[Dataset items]
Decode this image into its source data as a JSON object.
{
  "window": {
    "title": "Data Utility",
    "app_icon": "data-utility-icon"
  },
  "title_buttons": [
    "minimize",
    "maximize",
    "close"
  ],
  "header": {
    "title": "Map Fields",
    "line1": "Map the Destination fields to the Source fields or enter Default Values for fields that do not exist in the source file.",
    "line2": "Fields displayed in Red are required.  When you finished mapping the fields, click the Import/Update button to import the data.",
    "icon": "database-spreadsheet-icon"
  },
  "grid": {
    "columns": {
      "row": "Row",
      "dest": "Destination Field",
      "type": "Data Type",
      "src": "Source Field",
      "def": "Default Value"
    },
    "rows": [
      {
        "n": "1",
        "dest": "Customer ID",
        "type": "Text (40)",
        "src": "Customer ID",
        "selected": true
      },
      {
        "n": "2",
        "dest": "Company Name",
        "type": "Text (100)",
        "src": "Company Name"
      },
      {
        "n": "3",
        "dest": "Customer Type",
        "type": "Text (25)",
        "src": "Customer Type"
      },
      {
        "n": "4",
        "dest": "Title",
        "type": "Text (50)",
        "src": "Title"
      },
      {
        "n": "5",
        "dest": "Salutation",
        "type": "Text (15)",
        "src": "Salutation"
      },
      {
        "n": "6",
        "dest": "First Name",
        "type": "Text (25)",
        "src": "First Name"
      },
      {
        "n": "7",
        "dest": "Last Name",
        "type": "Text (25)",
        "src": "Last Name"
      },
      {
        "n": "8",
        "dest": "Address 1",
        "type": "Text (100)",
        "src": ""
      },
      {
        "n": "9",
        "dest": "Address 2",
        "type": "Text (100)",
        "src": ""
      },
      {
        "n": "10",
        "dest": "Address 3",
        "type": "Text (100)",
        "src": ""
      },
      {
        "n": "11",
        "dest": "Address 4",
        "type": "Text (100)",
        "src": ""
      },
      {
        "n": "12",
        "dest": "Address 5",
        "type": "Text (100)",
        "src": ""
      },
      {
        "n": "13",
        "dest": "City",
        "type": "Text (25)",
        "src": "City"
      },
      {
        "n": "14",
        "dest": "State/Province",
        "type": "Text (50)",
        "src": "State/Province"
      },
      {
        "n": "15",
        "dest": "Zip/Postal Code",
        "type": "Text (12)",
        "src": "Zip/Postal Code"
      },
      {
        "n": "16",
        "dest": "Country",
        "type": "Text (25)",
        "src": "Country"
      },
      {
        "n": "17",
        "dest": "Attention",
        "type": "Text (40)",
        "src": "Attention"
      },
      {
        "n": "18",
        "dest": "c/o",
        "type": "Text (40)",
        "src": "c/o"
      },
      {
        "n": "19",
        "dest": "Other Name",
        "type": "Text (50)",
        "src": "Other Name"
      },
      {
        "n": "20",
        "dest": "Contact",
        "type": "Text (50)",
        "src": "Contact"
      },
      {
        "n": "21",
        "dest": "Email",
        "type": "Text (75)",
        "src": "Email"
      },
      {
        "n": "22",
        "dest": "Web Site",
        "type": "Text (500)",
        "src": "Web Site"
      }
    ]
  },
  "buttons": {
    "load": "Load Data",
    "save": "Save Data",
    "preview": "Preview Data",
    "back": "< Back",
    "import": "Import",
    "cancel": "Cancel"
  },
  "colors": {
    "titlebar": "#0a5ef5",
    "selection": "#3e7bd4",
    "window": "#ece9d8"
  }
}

WORK TO BE COMPLETED: Write the data from above out again, exactly.

RESPONSE:
Decode this image into its source data as a JSON object.
{
  "window": {
    "title": "Data Utility",
    "app_icon": "data-utility-icon"
  },
  "title_buttons": [
    "minimize",
    "maximize",
    "close"
  ],
  "header": {
    "title": "Map Fields",
    "line1": "Map the Destination fields to the Source fields or enter Default Values for fields that do not exist in the source file.",
    "line2": "Fields displayed in Red are required.  When you finished mapping the fields, click the Import/Update button to import the data.",
    "icon": "database-spreadsheet-icon"
  },
  "grid": {
    "columns": {
      "row": "Row",
      "dest": "Destination Field",
      "type": "Data Type",
      "src": "Source Field",
      "def": "Default Value"
    },
    "rows": [
      {
        "n": "1",
        "dest": "Customer ID",
        "type": "Text (40)",
        "src": "Customer ID",
        "selected": true
      },
      {
        "n": "2",
        "dest": "Company Name",
        "type": "Text (100)",
        "src": "Company Name"
      },
      {
        "n": "3",
        "dest": "Customer Type",
        "type": "Text (25)",
        "src": "Customer Type"
      },
      {
        "n": "4",
        "dest": "Title",
        "type": "Text (50)",
        "src": "Title"
      },
      {
        "n": "5",
        "dest": "Salutation",
        "type": "Text (15)",
        "src": "Salutation"
      },
      {
        "n": "6",
        "dest": "First Name",
        "type": "Text (25)",
        "src": "First Name"
      },
      {
        "n": "7",
        "dest": "Last Name",
        "type": "Text (25)",
        "src": "Last Name"
      },
      {
        "n": "8",
        "dest": "Address 1",
        "type": "Text (100)",
        "src": ""
      },
      {
        "n": "9",
        "dest": "Address 2",
        "type": "Text (100)",
        "src": ""
      },
      {
        "n": "10",
        "dest": "Address 3",
        "type": "Text (100)",
        "src": ""
      },
      {
        "n": "11",
        "dest": "Address 4",
        "type": "Text (100)",
        "src": ""
      },
      {
        "n": "12",
        "dest": "Address 5",
        "type": "Text (100)",
        "src": ""
      },
      {
        "n": "13",
        "dest": "City",
        "type": "Text (25)",
        "src": "City"
      },
      {
        "n": "14",
        "dest": "State/Province",
        "type": "Text (50)",
        "src": "State/Province"
      },
      {
        "n": "15",
        "dest": "Zip/Postal Code",
        "type": "Text (12)",
        "src": "Zip/Postal Code"
      },
      {
        "n": "16",
        "dest": "Country",
        "type": "Text (25)",
        "src": "Country"
      },
      {
        "n": "17",
        "dest": "Attention",
        "type": "Text (40)",
        "src": "Attention"
      },
      {
        "n": "18",
        "dest": "c/o",
        "type": "Text (40)",
        "src": "c/o"
      },
      {
        "n": "19",
        "dest": "Other Name",
        "type": "Text (50)",
        "src": "Other Name"
      },
      {
        "n": "20",
        "dest": "Contact",
        "type": "Text (50)",
        "src": "Contact"
      },
      {
        "n": "21",
        "dest": "Email",
        "type": "Text (75)",
        "src": "Email"
      },
      {
        "n": "22",
        "dest": "Web Site",
        "type": "Text (500)",
        "src": "Web Site"
      }
    ]
  },
  "buttons": {
    "load": "Load Data",
    "save": "Save Data",
    "preview": "Preview Data",
    "back": "< Back",
    "import": "Import",
    "cancel": "Cancel"
  },
  "colors": {
    "titlebar": "#0a5ef5",
    "selection": "#3e7bd4",
    "window": "#ece9d8"
  }
}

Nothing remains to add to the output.